- **SET EXERCISE**
Output all of the entries exactly as written.

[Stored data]

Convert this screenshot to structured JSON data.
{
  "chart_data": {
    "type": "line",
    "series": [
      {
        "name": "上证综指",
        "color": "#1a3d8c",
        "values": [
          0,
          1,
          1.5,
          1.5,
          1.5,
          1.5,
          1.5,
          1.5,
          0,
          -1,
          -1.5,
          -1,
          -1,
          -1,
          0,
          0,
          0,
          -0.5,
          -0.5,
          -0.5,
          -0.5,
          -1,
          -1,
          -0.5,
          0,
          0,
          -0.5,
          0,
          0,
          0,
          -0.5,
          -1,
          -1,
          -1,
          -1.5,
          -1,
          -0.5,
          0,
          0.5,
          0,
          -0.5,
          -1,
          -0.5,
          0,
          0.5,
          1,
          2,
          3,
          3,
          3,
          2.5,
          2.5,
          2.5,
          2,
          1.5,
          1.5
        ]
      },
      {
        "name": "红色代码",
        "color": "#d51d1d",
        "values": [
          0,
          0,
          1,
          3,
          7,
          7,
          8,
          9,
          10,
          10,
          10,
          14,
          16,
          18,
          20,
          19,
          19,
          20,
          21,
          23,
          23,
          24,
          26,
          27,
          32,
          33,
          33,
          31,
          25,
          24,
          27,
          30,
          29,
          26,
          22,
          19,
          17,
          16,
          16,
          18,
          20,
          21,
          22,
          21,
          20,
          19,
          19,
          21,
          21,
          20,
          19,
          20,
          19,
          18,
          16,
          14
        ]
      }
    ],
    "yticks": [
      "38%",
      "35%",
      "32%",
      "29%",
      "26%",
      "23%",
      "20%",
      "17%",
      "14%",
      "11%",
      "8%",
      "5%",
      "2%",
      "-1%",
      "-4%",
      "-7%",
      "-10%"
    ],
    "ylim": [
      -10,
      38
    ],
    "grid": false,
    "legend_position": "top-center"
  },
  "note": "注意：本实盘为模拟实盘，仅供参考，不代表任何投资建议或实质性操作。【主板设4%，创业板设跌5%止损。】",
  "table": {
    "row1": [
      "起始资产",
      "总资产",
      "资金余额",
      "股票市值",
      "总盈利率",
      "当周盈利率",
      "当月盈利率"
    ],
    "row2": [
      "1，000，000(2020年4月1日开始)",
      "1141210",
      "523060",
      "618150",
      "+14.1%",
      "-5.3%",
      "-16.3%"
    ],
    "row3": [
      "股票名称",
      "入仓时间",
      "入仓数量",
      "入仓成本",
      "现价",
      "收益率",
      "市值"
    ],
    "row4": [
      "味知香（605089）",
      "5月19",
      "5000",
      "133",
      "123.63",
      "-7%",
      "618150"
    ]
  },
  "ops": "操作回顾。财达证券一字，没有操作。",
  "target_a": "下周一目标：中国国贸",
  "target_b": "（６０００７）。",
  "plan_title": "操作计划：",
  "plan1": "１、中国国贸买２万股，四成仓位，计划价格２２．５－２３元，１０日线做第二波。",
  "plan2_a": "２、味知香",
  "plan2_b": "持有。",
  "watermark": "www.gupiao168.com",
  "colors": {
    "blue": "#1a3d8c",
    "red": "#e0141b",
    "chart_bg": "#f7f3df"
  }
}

- **RESULT OF THE EXERCISE**
Convert this screenshot to structured JSON data.
{
  "chart_data": {
    "type": "line",
    "series": [
      {
        "name": "上证综指",
        "color": "#1a3d8c",
        "values": [
          0,
          1,
          1.5,
          1.5,
          1.5,
          1.5,
          1.5,
          1.5,
          0,
          -1,
          -1.5,
          -1,
          -1,
          -1,
          0,
          0,
          0,
          -0.5,
          -0.5,
          -0.5,
          -0.5,
          -1,
          -1,
          -0.5,
          0,
          0,
          -0.5,
          0,
          0,
          0,
          -0.5,
          -1,
          -1,
          -1,
          -1.5,
          -1,
          -0.5,
          0,
          0.5,
          0,
          -0.5,
          -1,
          -0.5,
          0,
          0.5,
          1,
          2,
          3,
          3,
          3,
          2.5,
          2.5,
          2.5,
          2,
          1.5,
          1.5
        ]
      },
      {
        "name": "红色代码",
        "color": "#d51d1d",
        "values": [
          0,
          0,
          1,
          3,
          7,
          7,
          8,
          9,
          10,
          10,
          10,
          14,
          16,
          18,
          20,
          19,
          19,
          20,
          21,
          23,
          23,
          24,
          26,
          27,
          32,
          33,
          33,
          31,
          25,
          24,
          27,
          30,
          29,
          26,
          22,
          19,
          17,
          16,
          16,
          18,
          20,
          21,
          22,
          21,
          20,
          19,
          19,
          21,
          21,
          20,
          19,
          20,
          19,
          18,
          16,
          14
        ]
      }
    ],
    "yticks": [
      "38%",
      "35%",
      "32%",
      "29%",
      "26%",
      "23%",
      "20%",
      "17%",
      "14%",
      "11%",
      "8%",
      "5%",
      "2%",
      "-1%",
      "-4%",
      "-7%",
      "-10%"
    ],
    "ylim": [
      -10,
      38
    ],
    "grid": false,
    "legend_position": "top-center"
  },
  "note": "注意：本实盘为模拟实盘，仅供参考，不代表任何投资建议或实质性操作。【主板设4%，创业板设跌5%止损。】",
  "table": {
    "row1": [
      "起始资产",
      "总资产",
      "资金余额",
      "股票市值",
      "总盈利率",
      "当周盈利率",
      "当月盈利率"
    ],
    "row2": [
      "1，000，000(2020年4月1日开始)",
      "1141210",
      "523060",
      "618150",
      "+14.1%",
      "-5.3%",
      "-16.3%"
    ],
    "row3": [
      "股票名称",
      "入仓时间",
      "入仓数量",
      "入仓成本",
      "现价",
      "收益率",
      "市值"
    ],
    "row4": [
      "味知香（605089）",
      "5月19",
      "5000",
      "133",
      "123.63",
      "-7%",
      "618150"
    ]
  },
  "ops": "操作回顾。财达证券一字，没有操作。",
  "target_a": "下周一目标：中国国贸",
  "target_b": "（６０００７）。",
  "plan_title": "操作计划：",
  "plan1": "１、中国国贸买２万股，四成仓位，计划价格２２．５－２３元，１０日线做第二波。",
  "plan2_a": "２、味知香",
  "plan2_b": "持有。",
  "watermark": "www.gupiao168.com",
  "colors": {
    "blue": "#1a3d8c",
    "red": "#e0141b",
    "chart_bg": "#f7f3df"
  }
}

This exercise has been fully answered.